> **Stated exercise**
Locate "Serialize everything readable" in the listing. Transcribe the line that contains it and every line that follows, through the last, omitting all pictures.

(Items listed in a dataset)

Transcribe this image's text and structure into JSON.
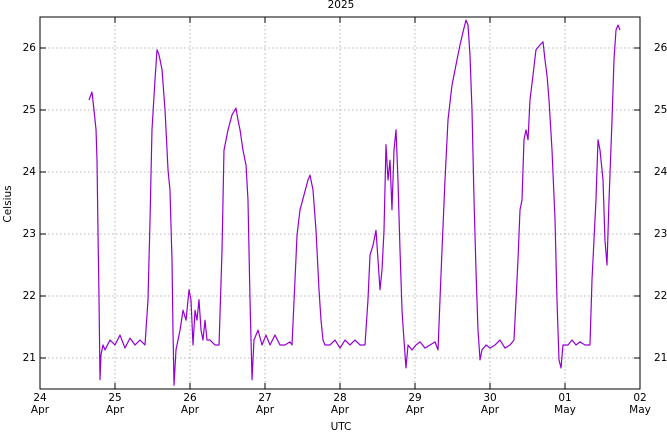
{
  "chart_data": {
    "type": "line",
    "title": "2025",
    "ylabel": "Celsius",
    "xlabel": "UTC",
    "xlim": [
      0,
      8
    ],
    "xticks": [
      {
        "value": 0,
        "label": "24",
        "month": "Apr"
      },
      {
        "value": 1,
        "label": "25",
        "month": "Apr"
      },
      {
        "value": 2,
        "label": "26",
        "month": "Apr"
      },
      {
        "value": 3,
        "label": "27",
        "month": "Apr"
      },
      {
        "value": 4,
        "label": "28",
        "month": "Apr"
      },
      {
        "value": 5,
        "label": "29",
        "month": "Apr"
      },
      {
        "value": 6,
        "label": "30",
        "month": "Apr"
      },
      {
        "value": 7,
        "label": "01",
        "month": "May"
      },
      {
        "value": 8,
        "label": "02",
        "month": "May"
      }
    ],
    "ylim": [
      20.5,
      26.5
    ],
    "yticks": [
      21,
      22,
      23,
      24,
      25,
      26
    ],
    "y2lim": [
      20.5,
      26.5
    ],
    "y2ticks": [
      21,
      22,
      23,
      24,
      25,
      26
    ],
    "grid": true,
    "color": "#9400d3",
    "x": [
      0.653,
      0.693,
      0.72,
      0.747,
      0.76,
      0.773,
      0.787,
      0.8,
      0.813,
      0.84,
      0.867,
      0.933,
      1.0,
      1.067,
      1.133,
      1.2,
      1.267,
      1.333,
      1.4,
      1.44,
      1.467,
      1.493,
      1.533,
      1.56,
      1.587,
      1.627,
      1.667,
      1.707,
      1.733,
      1.76,
      1.773,
      1.787,
      1.813,
      1.84,
      1.867,
      1.907,
      1.947,
      1.987,
      2.013,
      2.04,
      2.067,
      2.093,
      2.12,
      2.147,
      2.173,
      2.2,
      2.227,
      2.267,
      2.333,
      2.387,
      2.427,
      2.453,
      2.507,
      2.56,
      2.613,
      2.64,
      2.667,
      2.707,
      2.747,
      2.773,
      2.8,
      2.827,
      2.853,
      2.907,
      2.96,
      3.013,
      3.067,
      3.133,
      3.2,
      3.267,
      3.333,
      3.36,
      3.4,
      3.427,
      3.467,
      3.52,
      3.573,
      3.6,
      3.64,
      3.68,
      3.72,
      3.747,
      3.773,
      3.8,
      3.867,
      3.933,
      4.0,
      4.067,
      4.133,
      4.2,
      4.267,
      4.333,
      4.373,
      4.4,
      4.44,
      4.48,
      4.507,
      4.533,
      4.56,
      4.587,
      4.613,
      4.64,
      4.667,
      4.693,
      4.72,
      4.747,
      4.773,
      4.8,
      4.827,
      4.853,
      4.88,
      4.907,
      4.96,
      5.013,
      5.067,
      5.133,
      5.2,
      5.267,
      5.307,
      5.333,
      5.36,
      5.4,
      5.44,
      5.493,
      5.547,
      5.6,
      5.653,
      5.68,
      5.707,
      5.733,
      5.76,
      5.787,
      5.813,
      5.84,
      5.867,
      5.893,
      5.947,
      6.0,
      6.067,
      6.133,
      6.2,
      6.267,
      6.32,
      6.347,
      6.373,
      6.4,
      6.427,
      6.453,
      6.48,
      6.507,
      6.533,
      6.573,
      6.613,
      6.667,
      6.707,
      6.733,
      6.76,
      6.787,
      6.827,
      6.867,
      6.893,
      6.92,
      6.947,
      6.973,
      7.04,
      7.093,
      7.147,
      7.2,
      7.267,
      7.333,
      7.36,
      7.413,
      7.44,
      7.467,
      7.507,
      7.533,
      7.56,
      7.587,
      7.627,
      7.653,
      7.68,
      7.707,
      7.733
    ],
    "values": [
      25.16,
      25.29,
      25.0,
      24.68,
      24.19,
      23.06,
      21.94,
      20.65,
      21.05,
      21.21,
      21.13,
      21.29,
      21.21,
      21.37,
      21.16,
      21.32,
      21.21,
      21.29,
      21.21,
      21.94,
      23.23,
      24.68,
      25.48,
      25.97,
      25.89,
      25.65,
      25.0,
      24.03,
      23.71,
      22.58,
      21.45,
      20.56,
      21.13,
      21.29,
      21.45,
      21.77,
      21.61,
      22.1,
      21.94,
      21.21,
      21.77,
      21.61,
      21.94,
      21.45,
      21.29,
      21.61,
      21.29,
      21.29,
      21.21,
      21.21,
      22.74,
      24.35,
      24.68,
      24.92,
      25.03,
      24.84,
      24.68,
      24.35,
      24.11,
      23.55,
      21.94,
      20.65,
      21.29,
      21.45,
      21.21,
      21.37,
      21.21,
      21.37,
      21.21,
      21.21,
      21.26,
      21.21,
      22.26,
      22.98,
      23.39,
      23.63,
      23.87,
      23.95,
      23.71,
      23.06,
      22.1,
      21.61,
      21.29,
      21.21,
      21.21,
      21.29,
      21.16,
      21.29,
      21.21,
      21.29,
      21.21,
      21.21,
      21.94,
      22.66,
      22.82,
      23.06,
      22.58,
      22.1,
      22.42,
      23.06,
      24.44,
      23.87,
      24.19,
      23.39,
      24.35,
      24.68,
      23.87,
      22.74,
      21.77,
      21.29,
      20.84,
      21.21,
      21.13,
      21.21,
      21.26,
      21.16,
      21.21,
      21.26,
      21.13,
      21.94,
      22.74,
      23.87,
      24.84,
      25.4,
      25.73,
      26.05,
      26.32,
      26.45,
      26.37,
      25.89,
      25.0,
      23.55,
      22.42,
      21.45,
      20.97,
      21.13,
      21.21,
      21.16,
      21.21,
      21.29,
      21.16,
      21.21,
      21.29,
      21.94,
      22.58,
      23.39,
      23.55,
      24.52,
      24.68,
      24.52,
      25.16,
      25.56,
      25.97,
      26.05,
      26.1,
      25.81,
      25.56,
      25.16,
      24.35,
      23.23,
      21.94,
      20.97,
      20.84,
      21.21,
      21.21,
      21.29,
      21.21,
      21.26,
      21.21,
      21.21,
      22.26,
      23.55,
      24.52,
      24.35,
      23.87,
      22.9,
      22.5,
      23.55,
      24.84,
      25.81,
      26.29,
      26.37,
      26.29
    ]
  }
}
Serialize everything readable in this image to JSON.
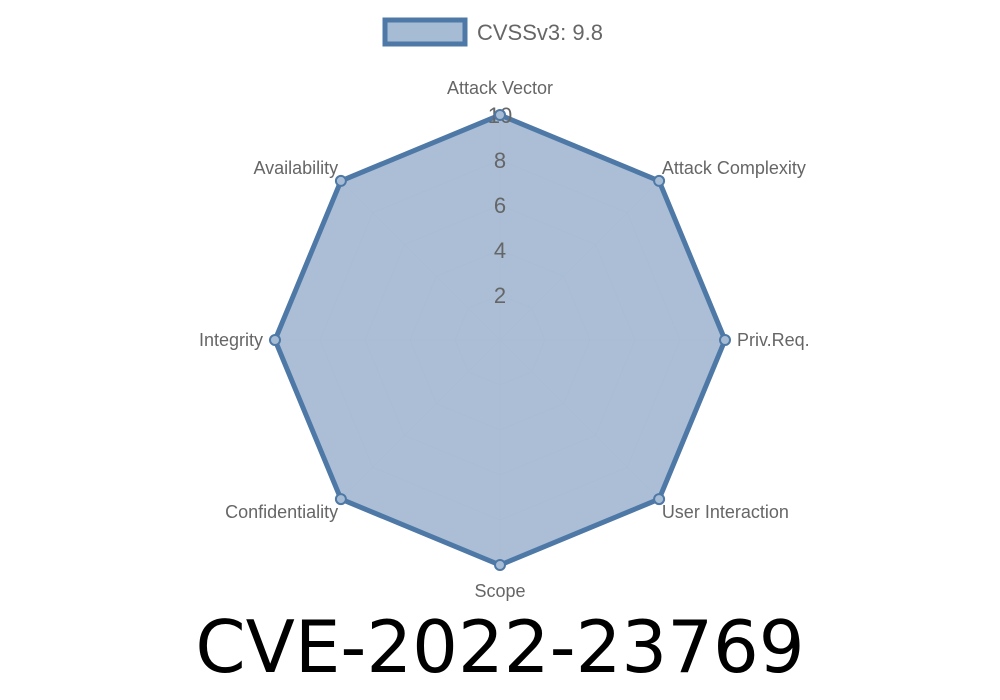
{
  "chart_data": {
    "type": "radar",
    "legend": {
      "position": "top",
      "entries": [
        "CVSSv3: 9.8"
      ]
    },
    "categories": [
      "Attack Vector",
      "Attack Complexity",
      "Priv.Req.",
      "User Interaction",
      "Scope",
      "Confidentiality",
      "Integrity",
      "Availability"
    ],
    "series": [
      {
        "name": "CVSSv3: 9.8",
        "values": [
          10,
          10,
          10,
          10,
          10,
          10,
          10,
          10
        ]
      }
    ],
    "r_range": [
      0,
      10
    ],
    "ticks": [
      "2",
      "4",
      "6",
      "8",
      "10"
    ],
    "grid": true,
    "colors": {
      "stroke": "#4e78a6",
      "fill": "#a6bbd4",
      "grid": "#c8ccd4",
      "text": "#666666"
    }
  },
  "title": "CVE-2022-23769"
}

> **Written solution**
Serialize everything readable in this image to JSON.
{
  "chart_data": {
    "type": "radar",
    "legend": {
      "position": "top",
      "entries": [
        "CVSSv3: 9.8"
      ]
    },
    "categories": [
      "Attack Vector",
      "Attack Complexity",
      "Priv.Req.",
      "User Interaction",
      "Scope",
      "Confidentiality",
      "Integrity",
      "Availability"
    ],
    "series": [
      {
        "name": "CVSSv3: 9.8",
        "values": [
          10,
          10,
          10,
          10,
          10,
          10,
          10,
          10
        ]
      }
    ],
    "r_range": [
      0,
      10
    ],
    "ticks": [
      "2",
      "4",
      "6",
      "8",
      "10"
    ],
    "grid": true,
    "colors": {
      "stroke": "#4e78a6",
      "fill": "#a6bbd4",
      "grid": "#c8ccd4",
      "text": "#666666"
    }
  },
  "title": "CVE-2022-23769"
}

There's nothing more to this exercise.